▸ Problem details: Only the lines from the one containing "Extract the structured" through the end of the material are to be echoed, each exactly as it appears.
---- Data lines
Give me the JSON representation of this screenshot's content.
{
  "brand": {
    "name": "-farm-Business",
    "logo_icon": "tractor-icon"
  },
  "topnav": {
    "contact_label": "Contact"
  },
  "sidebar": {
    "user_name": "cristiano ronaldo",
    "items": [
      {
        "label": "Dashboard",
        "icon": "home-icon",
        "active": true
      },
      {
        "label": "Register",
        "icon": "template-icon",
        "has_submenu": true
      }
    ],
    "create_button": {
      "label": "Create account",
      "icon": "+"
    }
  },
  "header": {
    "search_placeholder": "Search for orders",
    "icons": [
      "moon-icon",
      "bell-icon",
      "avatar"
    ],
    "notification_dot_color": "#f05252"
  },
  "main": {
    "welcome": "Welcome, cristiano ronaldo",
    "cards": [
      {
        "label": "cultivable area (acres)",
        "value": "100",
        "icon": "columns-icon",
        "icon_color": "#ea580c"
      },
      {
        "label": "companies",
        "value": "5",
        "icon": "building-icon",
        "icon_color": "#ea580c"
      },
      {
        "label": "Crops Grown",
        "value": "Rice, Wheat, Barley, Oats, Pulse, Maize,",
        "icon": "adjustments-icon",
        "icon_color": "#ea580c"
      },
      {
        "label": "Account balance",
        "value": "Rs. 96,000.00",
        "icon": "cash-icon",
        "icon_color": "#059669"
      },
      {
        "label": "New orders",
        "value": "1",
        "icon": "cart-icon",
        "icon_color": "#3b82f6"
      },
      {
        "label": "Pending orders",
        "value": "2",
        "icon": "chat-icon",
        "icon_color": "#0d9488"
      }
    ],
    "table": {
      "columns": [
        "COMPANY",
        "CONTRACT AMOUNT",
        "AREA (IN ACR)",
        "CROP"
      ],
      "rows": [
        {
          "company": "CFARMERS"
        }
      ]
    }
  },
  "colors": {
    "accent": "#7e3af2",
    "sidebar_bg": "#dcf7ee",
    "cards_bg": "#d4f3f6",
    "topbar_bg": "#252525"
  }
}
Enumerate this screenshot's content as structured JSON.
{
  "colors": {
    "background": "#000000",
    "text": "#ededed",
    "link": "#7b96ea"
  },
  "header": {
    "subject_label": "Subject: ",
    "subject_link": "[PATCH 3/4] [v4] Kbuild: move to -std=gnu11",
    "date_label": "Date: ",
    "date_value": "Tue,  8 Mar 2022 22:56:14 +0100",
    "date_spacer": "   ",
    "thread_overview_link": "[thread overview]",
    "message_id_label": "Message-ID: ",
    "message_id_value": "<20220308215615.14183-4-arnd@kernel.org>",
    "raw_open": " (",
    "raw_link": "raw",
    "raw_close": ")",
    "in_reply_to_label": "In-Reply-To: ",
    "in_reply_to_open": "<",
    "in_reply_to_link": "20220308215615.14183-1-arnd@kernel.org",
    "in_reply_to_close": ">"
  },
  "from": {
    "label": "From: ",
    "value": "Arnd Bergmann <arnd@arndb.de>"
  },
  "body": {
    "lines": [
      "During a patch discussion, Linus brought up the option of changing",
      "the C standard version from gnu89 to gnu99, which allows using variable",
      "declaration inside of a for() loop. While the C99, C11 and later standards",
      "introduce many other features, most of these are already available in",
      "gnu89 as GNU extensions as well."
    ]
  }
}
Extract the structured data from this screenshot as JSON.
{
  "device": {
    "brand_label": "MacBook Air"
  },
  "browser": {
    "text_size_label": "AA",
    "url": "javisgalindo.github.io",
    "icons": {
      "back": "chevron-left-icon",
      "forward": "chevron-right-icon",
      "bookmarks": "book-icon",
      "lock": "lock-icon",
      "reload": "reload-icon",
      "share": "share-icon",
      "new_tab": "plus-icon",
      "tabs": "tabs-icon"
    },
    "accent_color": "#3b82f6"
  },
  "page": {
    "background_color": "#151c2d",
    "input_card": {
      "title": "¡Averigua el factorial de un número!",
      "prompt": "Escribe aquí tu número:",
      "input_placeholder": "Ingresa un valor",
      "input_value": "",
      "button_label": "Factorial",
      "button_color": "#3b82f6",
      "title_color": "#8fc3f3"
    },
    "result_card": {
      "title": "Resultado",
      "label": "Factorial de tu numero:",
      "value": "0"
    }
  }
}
--------
▸ Exercise answer:
Extract the structured data from this screenshot as JSON.
{
  "device": {
    "brand_label": "MacBook Air"
  },
  "browser": {
    "text_size_label": "AA",
    "url": "javisgalindo.github.io",
    "icons": {
      "back": "chevron-left-icon",
      "forward": "chevron-right-icon",
      "bookmarks": "book-icon",
      "lock": "lock-icon",
      "reload": "reload-icon",
      "share": "share-icon",
      "new_tab": "plus-icon",
      "tabs": "tabs-icon"
    },
    "accent_color": "#3b82f6"
  },
  "page": {
    "background_color": "#151c2d",
    "input_card": {
      "title": "¡Averigua el factorial de un número!",
      "prompt": "Escribe aquí tu número:",
      "input_placeholder": "Ingresa un valor",
      "input_value": "",
      "button_label": "Factorial",
      "button_color": "#3b82f6",
      "title_color": "#8fc3f3"
    },
    "result_card": {
      "title": "Resultado",
      "label": "Factorial de tu numero:",
      "value": "0"
    }
  }
}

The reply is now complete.